**Aim of the task**
Without the images, write out all of the following entries exactly.
+++ Supplied information
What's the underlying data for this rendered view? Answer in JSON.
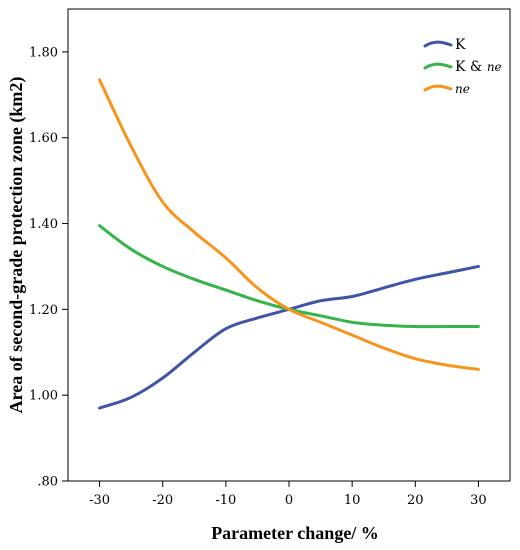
{
  "chart_data": {
    "type": "line",
    "xlabel": "Parameter change/ %",
    "ylabel": "Area of second-grade protection zone (km2)",
    "xlim": [
      -35,
      35
    ],
    "ylim": [
      0.8,
      1.9
    ],
    "x_ticks": [
      -30,
      -20,
      -10,
      0,
      10,
      20,
      30
    ],
    "x_tick_labels": [
      "-30",
      "-20",
      "-10",
      "0",
      "10",
      "20",
      "30"
    ],
    "y_ticks": [
      0.8,
      1.0,
      1.2,
      1.4,
      1.6,
      1.8
    ],
    "y_tick_labels": [
      ".80",
      "1.00",
      "1.20",
      "1.40",
      "1.60",
      "1.80"
    ],
    "grid": false,
    "legend_position": "top-right",
    "x": [
      -30,
      -25,
      -20,
      -15,
      -10,
      -5,
      0,
      5,
      10,
      15,
      20,
      25,
      30
    ],
    "series": [
      {
        "name": "K",
        "legend_parts": [
          "K"
        ],
        "color": "#3f55a8",
        "values": [
          0.97,
          0.995,
          1.04,
          1.1,
          1.155,
          1.18,
          1.2,
          1.22,
          1.23,
          1.25,
          1.27,
          1.285,
          1.3
        ]
      },
      {
        "name": "K & ne",
        "legend_parts": [
          "K & ",
          "ne"
        ],
        "color": "#33b54a",
        "values": [
          1.395,
          1.34,
          1.3,
          1.27,
          1.245,
          1.22,
          1.2,
          1.185,
          1.17,
          1.163,
          1.16,
          1.16,
          1.16
        ]
      },
      {
        "name": "ne",
        "legend_parts": [
          "",
          "ne"
        ],
        "color": "#f7941d",
        "values": [
          1.735,
          1.58,
          1.45,
          1.38,
          1.32,
          1.25,
          1.2,
          1.17,
          1.14,
          1.11,
          1.085,
          1.07,
          1.06
        ]
      }
    ]
  }
}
++++++
**The response**
What's the underlying data for this rendered view? Answer in JSON.
{
  "chart_data": {
    "type": "line",
    "xlabel": "Parameter change/ %",
    "ylabel": "Area of second-grade protection zone (km2)",
    "xlim": [
      -35,
      35
    ],
    "ylim": [
      0.8,
      1.9
    ],
    "x_ticks": [
      -30,
      -20,
      -10,
      0,
      10,
      20,
      30
    ],
    "x_tick_labels": [
      "-30",
      "-20",
      "-10",
      "0",
      "10",
      "20",
      "30"
    ],
    "y_ticks": [
      0.8,
      1.0,
      1.2,
      1.4,
      1.6,
      1.8
    ],
    "y_tick_labels": [
      ".80",
      "1.00",
      "1.20",
      "1.40",
      "1.60",
      "1.80"
    ],
    "grid": false,
    "legend_position": "top-right",
    "x": [
      -30,
      -25,
      -20,
      -15,
      -10,
      -5,
      0,
      5,
      10,
      15,
      20,
      25,
      30
    ],
    "series": [
      {
        "name": "K",
        "legend_parts": [
          "K"
        ],
        "color": "#3f55a8",
        "values": [
          0.97,
          0.995,
          1.04,
          1.1,
          1.155,
          1.18,
          1.2,
          1.22,
          1.23,
          1.25,
          1.27,
          1.285,
          1.3
        ]
      },
      {
        "name": "K & ne",
        "legend_parts": [
          "K & ",
          "ne"
        ],
        "color": "#33b54a",
        "values": [
          1.395,
          1.34,
          1.3,
          1.27,
          1.245,
          1.22,
          1.2,
          1.185,
          1.17,
          1.163,
          1.16,
          1.16,
          1.16
        ]
      },
      {
        "name": "ne",
        "legend_parts": [
          "",
          "ne"
        ],
        "color": "#f7941d",
        "values": [
          1.735,
          1.58,
          1.45,
          1.38,
          1.32,
          1.25,
          1.2,
          1.17,
          1.14,
          1.11,
          1.085,
          1.07,
          1.06
        ]
      }
    ]
  }
}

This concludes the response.